TASK PROMPT
Wherever the word "ylabel" turns up in a line of the entries, copy that line.

.....

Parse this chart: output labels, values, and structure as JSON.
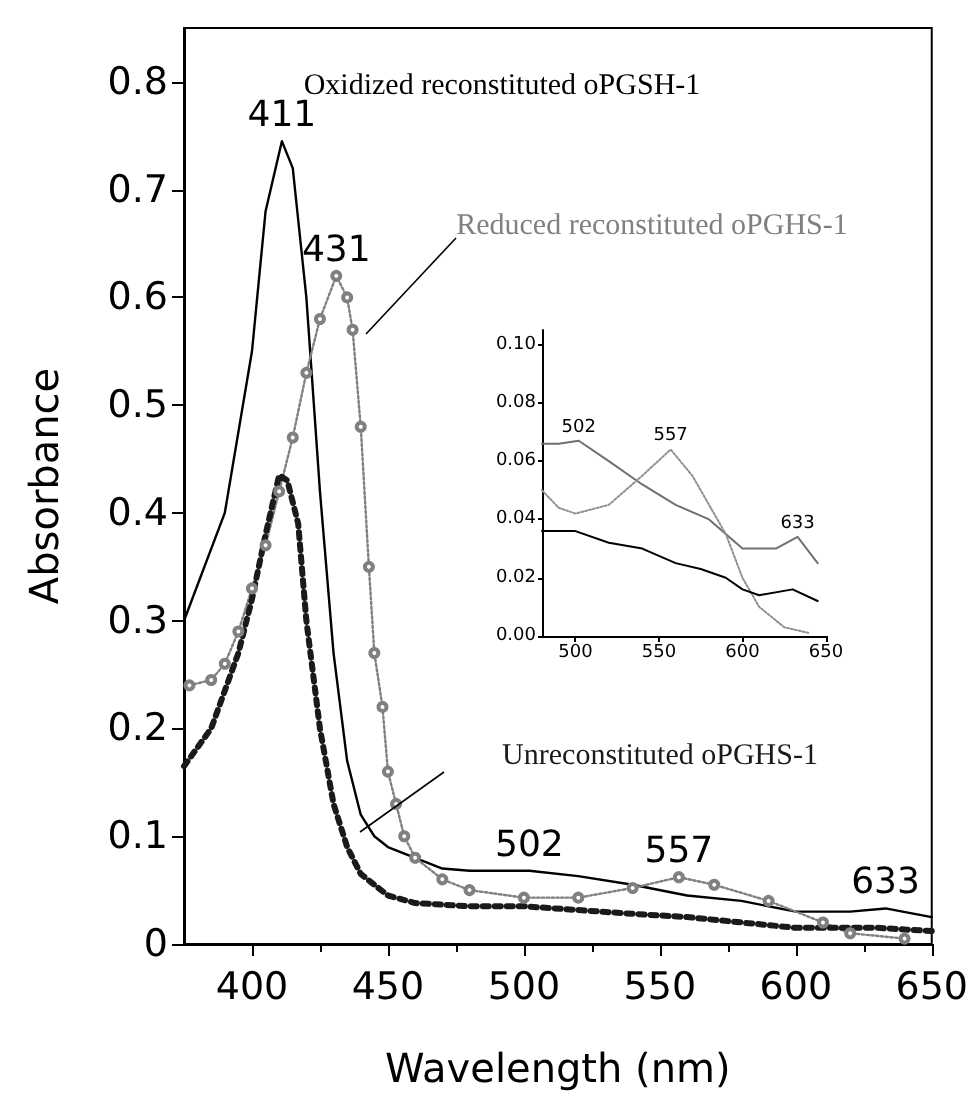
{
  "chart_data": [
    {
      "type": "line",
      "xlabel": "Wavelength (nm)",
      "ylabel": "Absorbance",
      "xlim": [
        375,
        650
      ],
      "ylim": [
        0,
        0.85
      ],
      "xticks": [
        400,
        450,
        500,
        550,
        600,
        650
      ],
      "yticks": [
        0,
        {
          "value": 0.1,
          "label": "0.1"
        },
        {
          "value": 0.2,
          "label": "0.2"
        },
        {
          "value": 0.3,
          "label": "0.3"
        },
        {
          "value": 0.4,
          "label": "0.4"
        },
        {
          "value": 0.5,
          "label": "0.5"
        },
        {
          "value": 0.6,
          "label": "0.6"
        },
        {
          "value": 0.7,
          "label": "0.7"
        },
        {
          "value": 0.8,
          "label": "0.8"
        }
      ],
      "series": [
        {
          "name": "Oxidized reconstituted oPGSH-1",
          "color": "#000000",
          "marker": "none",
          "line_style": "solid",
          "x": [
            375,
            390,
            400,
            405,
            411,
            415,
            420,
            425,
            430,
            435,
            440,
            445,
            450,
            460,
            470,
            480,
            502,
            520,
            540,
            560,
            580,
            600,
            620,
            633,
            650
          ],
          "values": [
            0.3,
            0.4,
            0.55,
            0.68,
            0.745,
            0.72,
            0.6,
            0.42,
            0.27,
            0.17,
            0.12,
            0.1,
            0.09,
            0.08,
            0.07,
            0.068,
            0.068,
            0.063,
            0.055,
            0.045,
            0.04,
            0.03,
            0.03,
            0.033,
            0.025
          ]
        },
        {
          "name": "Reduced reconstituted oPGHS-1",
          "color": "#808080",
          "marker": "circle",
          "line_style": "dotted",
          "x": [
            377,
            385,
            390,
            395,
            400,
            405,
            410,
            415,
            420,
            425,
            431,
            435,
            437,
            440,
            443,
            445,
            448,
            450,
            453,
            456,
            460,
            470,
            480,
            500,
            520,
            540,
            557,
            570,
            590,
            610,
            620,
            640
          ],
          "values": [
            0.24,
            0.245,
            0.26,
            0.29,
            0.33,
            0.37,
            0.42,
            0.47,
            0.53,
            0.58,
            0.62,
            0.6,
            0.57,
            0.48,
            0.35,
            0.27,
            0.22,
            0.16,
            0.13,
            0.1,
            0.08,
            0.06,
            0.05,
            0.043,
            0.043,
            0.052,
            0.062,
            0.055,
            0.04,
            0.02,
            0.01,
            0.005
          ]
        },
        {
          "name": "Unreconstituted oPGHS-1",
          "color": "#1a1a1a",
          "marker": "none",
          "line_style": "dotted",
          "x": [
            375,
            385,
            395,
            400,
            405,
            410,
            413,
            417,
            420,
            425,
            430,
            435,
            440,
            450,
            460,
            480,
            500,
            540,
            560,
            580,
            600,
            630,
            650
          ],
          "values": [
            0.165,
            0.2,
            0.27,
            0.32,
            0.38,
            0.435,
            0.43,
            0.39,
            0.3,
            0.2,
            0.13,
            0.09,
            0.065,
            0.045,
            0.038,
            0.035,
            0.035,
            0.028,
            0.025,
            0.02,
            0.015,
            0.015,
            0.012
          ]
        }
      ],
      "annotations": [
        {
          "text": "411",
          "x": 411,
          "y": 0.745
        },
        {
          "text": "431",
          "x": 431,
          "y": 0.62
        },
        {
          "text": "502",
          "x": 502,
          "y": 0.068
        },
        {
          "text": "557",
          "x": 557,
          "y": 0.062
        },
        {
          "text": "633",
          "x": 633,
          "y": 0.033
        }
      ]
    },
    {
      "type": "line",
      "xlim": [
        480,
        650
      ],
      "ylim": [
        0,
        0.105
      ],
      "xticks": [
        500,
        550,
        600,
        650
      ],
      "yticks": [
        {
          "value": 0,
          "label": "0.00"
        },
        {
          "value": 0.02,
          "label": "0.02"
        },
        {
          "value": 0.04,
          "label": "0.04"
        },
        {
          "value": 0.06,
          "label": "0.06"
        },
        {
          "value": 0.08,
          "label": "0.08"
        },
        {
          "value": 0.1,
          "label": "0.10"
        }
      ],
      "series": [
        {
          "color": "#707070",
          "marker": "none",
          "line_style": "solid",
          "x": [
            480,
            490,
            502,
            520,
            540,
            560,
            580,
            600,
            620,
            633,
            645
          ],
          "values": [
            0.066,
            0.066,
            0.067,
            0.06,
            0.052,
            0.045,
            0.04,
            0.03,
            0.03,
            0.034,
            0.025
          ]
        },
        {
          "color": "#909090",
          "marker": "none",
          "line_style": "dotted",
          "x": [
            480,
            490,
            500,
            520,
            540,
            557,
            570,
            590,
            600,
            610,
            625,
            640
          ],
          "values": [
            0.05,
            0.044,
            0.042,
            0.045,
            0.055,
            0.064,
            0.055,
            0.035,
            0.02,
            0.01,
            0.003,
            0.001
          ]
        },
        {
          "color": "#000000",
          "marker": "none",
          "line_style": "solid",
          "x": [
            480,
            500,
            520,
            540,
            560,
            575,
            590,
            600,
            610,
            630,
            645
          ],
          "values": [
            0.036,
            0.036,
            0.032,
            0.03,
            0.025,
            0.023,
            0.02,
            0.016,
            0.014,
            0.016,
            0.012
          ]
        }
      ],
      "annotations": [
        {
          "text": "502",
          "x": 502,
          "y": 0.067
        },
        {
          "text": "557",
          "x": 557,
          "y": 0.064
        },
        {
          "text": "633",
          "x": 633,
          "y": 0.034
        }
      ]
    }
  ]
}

.....

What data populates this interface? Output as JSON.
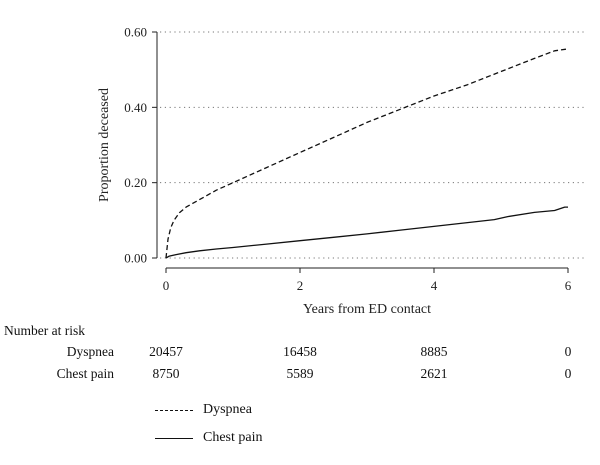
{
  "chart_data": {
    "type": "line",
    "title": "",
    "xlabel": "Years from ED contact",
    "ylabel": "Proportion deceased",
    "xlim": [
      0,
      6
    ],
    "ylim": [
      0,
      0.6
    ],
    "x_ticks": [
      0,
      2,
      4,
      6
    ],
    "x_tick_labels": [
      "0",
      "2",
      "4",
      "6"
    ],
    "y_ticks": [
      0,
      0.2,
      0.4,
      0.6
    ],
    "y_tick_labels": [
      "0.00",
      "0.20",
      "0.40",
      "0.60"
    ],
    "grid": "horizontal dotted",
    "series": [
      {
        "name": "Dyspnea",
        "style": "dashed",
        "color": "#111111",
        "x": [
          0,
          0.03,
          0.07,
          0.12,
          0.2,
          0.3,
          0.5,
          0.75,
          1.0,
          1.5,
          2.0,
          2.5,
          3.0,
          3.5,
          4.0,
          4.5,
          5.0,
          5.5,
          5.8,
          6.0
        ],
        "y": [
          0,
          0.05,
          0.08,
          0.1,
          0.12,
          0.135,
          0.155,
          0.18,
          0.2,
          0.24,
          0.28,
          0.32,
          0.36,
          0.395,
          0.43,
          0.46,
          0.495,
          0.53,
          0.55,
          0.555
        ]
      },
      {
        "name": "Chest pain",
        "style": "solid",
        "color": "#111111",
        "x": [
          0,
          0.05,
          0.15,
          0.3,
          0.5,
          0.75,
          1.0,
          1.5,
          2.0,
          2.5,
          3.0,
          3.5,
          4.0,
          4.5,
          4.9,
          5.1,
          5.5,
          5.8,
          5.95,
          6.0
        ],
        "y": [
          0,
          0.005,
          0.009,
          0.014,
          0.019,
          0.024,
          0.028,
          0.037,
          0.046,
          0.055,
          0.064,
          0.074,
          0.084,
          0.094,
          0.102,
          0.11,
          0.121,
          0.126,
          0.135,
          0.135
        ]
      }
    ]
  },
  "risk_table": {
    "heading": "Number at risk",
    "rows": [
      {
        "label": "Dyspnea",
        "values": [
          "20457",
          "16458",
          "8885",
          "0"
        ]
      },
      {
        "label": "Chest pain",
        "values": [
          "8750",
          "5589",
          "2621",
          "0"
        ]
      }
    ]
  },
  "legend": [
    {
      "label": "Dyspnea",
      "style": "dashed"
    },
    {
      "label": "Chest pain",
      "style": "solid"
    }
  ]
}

.....

COMPLETE ANSWER
      "ylabel": "Absorbance",
    "ylabel": "Proportion deceased",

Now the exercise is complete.